═════ Excerpted records ═════
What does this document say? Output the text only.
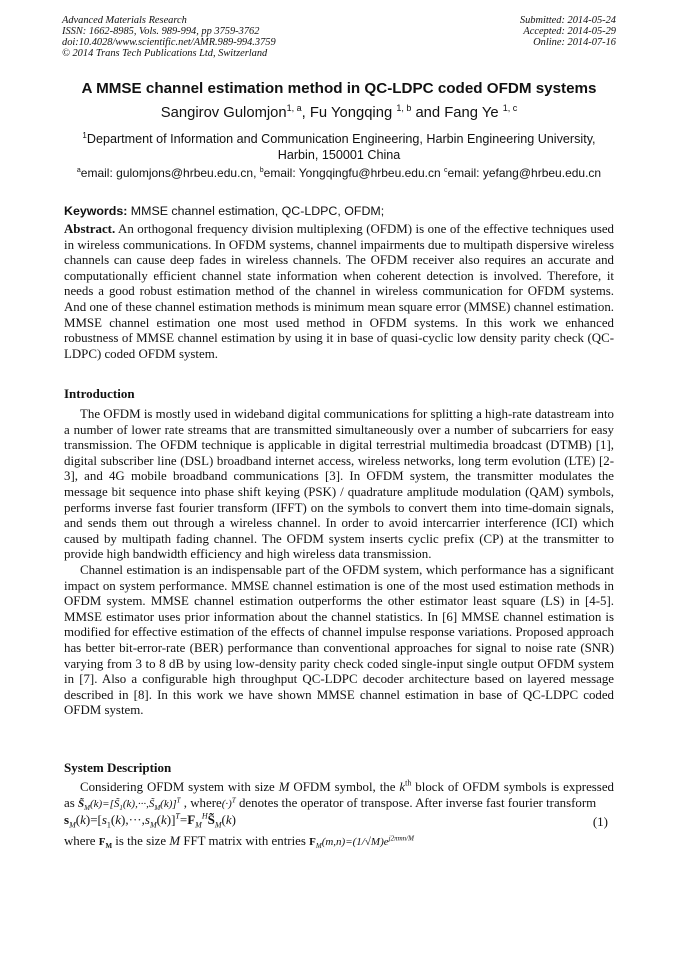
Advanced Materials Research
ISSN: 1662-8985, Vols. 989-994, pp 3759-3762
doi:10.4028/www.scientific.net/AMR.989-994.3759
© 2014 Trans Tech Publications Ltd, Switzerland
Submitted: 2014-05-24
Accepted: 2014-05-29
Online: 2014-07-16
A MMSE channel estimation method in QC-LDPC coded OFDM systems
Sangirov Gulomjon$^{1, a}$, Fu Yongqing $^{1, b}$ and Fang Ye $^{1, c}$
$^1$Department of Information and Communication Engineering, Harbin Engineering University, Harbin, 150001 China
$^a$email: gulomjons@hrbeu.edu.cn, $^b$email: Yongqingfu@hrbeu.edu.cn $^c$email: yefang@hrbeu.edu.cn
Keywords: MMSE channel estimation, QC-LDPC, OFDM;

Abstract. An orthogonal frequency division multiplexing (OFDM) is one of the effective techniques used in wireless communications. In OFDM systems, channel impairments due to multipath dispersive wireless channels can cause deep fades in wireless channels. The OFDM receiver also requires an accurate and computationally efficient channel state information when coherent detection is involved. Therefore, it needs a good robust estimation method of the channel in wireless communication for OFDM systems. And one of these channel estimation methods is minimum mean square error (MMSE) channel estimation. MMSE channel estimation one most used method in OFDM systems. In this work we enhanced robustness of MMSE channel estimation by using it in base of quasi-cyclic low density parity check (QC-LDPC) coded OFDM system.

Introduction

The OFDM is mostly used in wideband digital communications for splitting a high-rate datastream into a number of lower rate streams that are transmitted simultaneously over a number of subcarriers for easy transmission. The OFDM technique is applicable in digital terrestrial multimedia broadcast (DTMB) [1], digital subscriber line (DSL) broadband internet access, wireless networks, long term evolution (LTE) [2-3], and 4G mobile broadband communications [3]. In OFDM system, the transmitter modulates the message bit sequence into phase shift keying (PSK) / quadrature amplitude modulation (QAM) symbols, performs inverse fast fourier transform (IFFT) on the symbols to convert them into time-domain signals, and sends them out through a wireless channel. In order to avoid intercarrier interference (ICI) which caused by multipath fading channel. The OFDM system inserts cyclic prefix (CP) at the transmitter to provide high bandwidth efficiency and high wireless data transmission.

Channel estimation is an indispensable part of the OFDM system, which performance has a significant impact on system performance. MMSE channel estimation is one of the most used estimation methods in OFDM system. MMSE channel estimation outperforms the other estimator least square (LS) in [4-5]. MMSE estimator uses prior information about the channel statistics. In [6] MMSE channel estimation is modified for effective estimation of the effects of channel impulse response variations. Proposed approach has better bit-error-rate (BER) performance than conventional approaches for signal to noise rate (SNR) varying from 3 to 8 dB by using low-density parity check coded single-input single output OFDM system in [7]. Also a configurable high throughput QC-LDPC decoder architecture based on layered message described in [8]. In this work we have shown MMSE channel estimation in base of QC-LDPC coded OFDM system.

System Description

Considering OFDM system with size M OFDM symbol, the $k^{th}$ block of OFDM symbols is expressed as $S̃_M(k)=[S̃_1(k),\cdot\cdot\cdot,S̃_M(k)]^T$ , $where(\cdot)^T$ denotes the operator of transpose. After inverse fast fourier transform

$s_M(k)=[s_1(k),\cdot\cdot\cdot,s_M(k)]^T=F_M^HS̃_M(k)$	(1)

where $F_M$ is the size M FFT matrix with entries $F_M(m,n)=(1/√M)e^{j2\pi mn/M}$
═════
═════ Excerpted records ═════
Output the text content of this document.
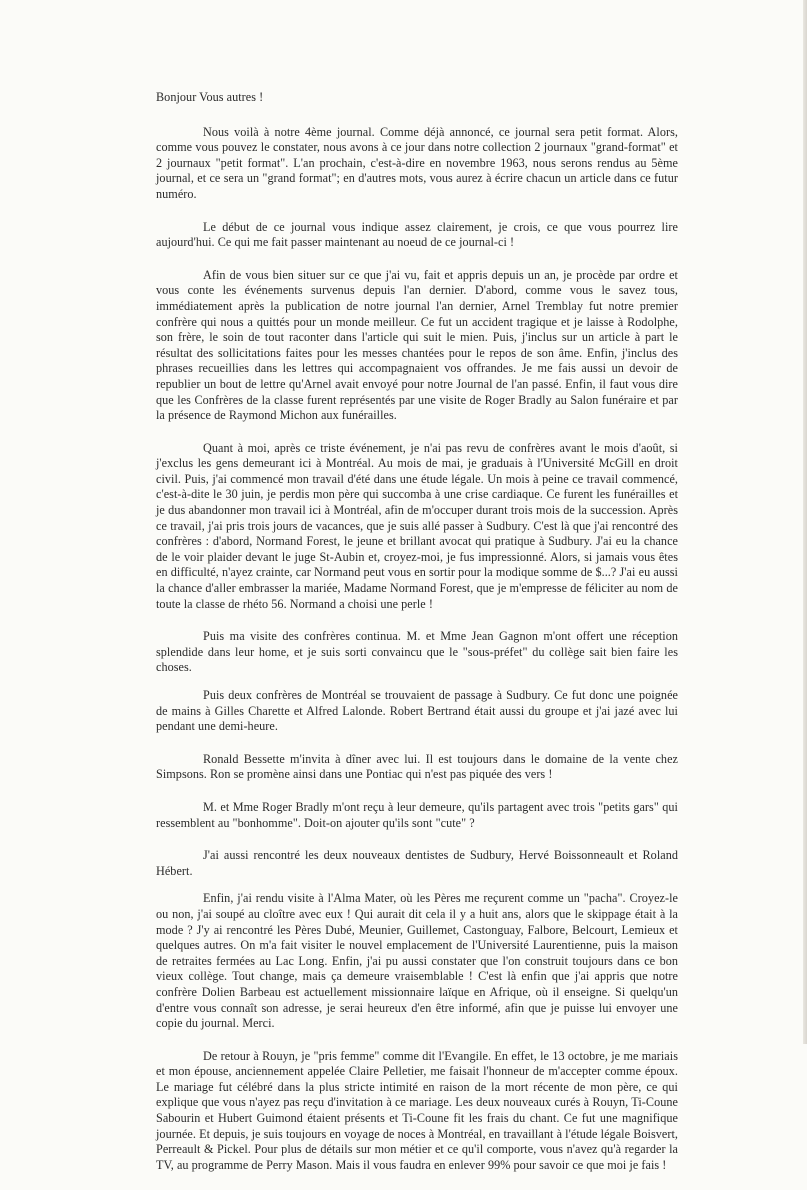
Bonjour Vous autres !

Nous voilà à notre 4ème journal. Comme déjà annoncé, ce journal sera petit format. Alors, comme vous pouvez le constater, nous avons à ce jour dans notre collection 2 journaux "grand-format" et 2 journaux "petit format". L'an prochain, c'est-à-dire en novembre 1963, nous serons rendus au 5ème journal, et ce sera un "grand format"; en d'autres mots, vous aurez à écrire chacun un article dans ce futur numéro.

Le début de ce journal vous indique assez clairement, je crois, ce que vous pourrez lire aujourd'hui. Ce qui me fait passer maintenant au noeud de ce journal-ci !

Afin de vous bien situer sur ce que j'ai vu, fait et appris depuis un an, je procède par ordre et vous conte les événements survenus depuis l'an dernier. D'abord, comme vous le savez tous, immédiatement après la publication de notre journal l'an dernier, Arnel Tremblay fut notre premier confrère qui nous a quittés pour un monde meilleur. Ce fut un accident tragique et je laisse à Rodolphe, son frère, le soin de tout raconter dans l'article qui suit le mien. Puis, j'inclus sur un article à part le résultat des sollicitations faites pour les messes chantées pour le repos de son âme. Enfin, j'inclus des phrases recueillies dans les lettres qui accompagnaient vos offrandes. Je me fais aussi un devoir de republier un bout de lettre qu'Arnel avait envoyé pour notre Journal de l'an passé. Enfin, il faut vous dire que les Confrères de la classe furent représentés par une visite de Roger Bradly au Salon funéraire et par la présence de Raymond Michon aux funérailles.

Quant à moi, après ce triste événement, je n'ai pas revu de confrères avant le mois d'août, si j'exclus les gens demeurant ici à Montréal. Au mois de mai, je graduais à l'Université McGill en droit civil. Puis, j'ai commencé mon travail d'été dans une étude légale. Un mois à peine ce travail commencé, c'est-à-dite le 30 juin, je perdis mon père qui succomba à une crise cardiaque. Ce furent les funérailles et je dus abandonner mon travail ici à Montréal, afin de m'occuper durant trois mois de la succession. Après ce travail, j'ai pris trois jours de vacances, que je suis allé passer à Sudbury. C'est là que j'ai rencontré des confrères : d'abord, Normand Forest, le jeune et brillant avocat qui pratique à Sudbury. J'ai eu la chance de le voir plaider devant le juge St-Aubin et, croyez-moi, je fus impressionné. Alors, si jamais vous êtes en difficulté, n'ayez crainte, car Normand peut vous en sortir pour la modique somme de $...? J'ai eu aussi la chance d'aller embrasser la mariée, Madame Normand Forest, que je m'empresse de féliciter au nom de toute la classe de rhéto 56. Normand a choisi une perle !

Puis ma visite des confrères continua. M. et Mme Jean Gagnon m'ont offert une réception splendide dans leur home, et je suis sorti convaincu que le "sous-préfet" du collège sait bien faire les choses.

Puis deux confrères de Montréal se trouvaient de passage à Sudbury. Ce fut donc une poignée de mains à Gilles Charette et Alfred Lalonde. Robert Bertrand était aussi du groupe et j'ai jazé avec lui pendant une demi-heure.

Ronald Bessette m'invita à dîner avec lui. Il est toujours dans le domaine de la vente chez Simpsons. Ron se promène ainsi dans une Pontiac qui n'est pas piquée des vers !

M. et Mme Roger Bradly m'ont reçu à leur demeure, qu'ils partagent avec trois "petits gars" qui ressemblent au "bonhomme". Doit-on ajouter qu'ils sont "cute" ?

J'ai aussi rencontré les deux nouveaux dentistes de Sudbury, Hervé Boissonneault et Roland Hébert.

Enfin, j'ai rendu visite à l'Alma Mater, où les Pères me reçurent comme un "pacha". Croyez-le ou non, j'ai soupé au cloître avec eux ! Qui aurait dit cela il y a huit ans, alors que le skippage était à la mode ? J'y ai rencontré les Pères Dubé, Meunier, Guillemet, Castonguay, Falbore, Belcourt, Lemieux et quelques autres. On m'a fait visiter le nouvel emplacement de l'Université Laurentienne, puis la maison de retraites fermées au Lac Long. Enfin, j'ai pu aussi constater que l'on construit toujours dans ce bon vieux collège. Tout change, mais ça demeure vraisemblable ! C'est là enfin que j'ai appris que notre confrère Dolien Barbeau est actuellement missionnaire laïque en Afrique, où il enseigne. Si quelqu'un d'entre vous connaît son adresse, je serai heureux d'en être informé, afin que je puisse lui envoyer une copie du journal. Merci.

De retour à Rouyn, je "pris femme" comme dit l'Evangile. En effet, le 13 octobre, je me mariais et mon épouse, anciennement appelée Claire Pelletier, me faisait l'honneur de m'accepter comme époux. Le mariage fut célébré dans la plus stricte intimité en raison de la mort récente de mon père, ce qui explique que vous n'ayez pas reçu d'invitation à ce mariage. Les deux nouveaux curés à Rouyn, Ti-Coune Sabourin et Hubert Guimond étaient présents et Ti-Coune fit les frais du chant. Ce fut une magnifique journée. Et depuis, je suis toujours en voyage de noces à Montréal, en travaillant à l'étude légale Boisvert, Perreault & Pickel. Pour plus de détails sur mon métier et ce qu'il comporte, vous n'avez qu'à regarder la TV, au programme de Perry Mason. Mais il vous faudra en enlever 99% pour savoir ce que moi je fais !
═════
§ **What is expected**
From the data above, copy each line that holds "symbols".

§ **Response to the exercise**
The OFDM is mostly used in wideband digital communications for splitting a high-rate datastream into a number of lower rate streams that are transmitted simultaneously over a number of subcarriers for easy transmission. The OFDM technique is applicable in digital terrestrial multimedia broadcast (DTMB) [1], digital subscriber line (DSL) broadband internet access, wireless networks, long term evolution (LTE) [2-3], and 4G mobile broadband communications [3]. In OFDM system, the transmitter modulates the message bit sequence into phase shift keying (PSK) / quadrature amplitude modulation (QAM) symbols, performs inverse fast fourier transform (IFFT) on the symbols to convert them into time-domain signals, and sends them out through a wireless channel. In order to avoid intercarrier interference (ICI) which caused by multipath fading channel. The OFDM system inserts cyclic prefix (CP) at the transmitter to provide high bandwidth efficiency and high wireless data transmission.
Considering OFDM system with size M OFDM symbol, the $k^{th}$ block of OFDM symbols is expressed as $S̃_M(k)=[S̃_1(k),\cdot\cdot\cdot,S̃_M(k)]^T$ , $where(\cdot)^T$ denotes the operator of transpose. After inverse fast fourier transform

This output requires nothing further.